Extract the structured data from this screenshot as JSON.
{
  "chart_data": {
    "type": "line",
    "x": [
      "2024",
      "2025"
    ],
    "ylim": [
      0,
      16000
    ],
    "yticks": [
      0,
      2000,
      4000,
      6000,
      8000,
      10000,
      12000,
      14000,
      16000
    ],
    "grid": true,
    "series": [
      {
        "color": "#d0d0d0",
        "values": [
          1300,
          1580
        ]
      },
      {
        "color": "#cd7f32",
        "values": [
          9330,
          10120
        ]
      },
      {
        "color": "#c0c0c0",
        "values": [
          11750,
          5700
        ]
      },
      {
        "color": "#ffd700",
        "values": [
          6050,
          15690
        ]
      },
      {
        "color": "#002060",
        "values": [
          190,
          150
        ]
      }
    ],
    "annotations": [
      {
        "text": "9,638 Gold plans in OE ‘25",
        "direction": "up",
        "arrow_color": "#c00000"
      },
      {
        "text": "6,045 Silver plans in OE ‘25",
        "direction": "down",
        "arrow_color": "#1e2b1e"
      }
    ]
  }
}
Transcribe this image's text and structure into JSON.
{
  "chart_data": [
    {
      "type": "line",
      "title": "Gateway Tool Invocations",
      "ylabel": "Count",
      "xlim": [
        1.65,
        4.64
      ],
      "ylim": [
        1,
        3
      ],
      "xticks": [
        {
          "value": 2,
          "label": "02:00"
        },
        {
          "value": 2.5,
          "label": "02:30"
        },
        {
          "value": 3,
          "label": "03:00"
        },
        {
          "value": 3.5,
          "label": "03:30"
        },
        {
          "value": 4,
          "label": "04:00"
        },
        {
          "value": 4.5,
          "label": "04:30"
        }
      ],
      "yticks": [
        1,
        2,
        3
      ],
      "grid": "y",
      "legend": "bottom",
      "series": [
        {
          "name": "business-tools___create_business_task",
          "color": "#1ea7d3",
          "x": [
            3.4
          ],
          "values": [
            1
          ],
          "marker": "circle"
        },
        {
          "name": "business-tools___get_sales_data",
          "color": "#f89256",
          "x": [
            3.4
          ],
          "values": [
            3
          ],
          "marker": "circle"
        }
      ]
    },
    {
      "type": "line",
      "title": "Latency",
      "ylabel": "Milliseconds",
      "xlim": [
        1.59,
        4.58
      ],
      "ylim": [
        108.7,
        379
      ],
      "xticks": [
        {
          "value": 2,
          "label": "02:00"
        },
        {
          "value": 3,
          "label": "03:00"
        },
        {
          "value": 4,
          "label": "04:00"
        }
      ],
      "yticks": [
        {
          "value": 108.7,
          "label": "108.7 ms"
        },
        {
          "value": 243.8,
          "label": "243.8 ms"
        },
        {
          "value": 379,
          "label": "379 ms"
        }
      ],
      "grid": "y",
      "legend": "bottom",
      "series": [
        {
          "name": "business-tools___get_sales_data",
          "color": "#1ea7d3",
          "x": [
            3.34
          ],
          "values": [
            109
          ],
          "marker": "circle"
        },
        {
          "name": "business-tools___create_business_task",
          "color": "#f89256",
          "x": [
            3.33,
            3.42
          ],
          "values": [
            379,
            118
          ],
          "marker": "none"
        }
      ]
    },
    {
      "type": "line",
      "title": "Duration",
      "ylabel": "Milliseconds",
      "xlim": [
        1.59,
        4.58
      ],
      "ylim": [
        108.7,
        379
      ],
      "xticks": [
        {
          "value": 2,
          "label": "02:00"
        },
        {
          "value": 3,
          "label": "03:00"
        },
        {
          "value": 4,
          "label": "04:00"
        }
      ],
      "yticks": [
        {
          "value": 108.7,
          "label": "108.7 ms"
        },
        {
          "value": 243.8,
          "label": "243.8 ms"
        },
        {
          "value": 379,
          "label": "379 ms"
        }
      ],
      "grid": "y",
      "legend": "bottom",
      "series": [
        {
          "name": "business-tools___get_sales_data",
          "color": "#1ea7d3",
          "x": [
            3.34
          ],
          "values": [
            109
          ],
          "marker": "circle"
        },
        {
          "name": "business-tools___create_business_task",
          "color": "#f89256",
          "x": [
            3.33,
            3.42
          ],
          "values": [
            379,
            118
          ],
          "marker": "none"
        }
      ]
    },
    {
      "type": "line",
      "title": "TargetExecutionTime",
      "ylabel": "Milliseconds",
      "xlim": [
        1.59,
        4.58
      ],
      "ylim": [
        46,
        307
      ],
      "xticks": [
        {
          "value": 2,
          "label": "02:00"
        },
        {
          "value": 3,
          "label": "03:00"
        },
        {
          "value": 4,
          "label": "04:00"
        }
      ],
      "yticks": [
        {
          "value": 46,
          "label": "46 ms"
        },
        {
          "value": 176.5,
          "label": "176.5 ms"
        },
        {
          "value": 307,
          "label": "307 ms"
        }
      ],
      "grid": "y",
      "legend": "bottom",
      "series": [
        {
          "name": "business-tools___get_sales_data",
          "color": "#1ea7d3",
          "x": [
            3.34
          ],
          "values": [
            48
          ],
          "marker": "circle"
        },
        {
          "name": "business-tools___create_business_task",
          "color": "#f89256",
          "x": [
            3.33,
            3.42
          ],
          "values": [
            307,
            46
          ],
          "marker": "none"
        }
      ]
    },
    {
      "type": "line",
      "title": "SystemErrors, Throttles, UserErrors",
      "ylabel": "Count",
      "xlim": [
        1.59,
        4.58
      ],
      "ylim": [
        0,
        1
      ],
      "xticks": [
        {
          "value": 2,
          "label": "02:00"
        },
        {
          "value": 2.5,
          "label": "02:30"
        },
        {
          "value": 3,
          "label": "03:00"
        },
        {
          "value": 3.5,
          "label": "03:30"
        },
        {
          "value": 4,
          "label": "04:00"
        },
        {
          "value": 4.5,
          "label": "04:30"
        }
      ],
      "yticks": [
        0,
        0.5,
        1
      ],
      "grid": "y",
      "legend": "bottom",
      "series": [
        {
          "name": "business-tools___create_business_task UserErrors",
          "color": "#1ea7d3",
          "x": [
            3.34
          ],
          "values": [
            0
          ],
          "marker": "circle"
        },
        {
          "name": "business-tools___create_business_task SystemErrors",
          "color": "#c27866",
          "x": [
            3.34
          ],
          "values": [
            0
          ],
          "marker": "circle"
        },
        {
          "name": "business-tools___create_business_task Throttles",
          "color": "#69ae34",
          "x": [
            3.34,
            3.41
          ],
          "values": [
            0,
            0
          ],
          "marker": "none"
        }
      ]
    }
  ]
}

━━━━━━━━━━━━━━━━

Select all lines in the listing that include the word "text".

        "text": "9,638 Gold plans in OE ‘25",
        "text": "6,045 Silver plans in OE ‘25",
Transcribe this image's text and structure into JSON.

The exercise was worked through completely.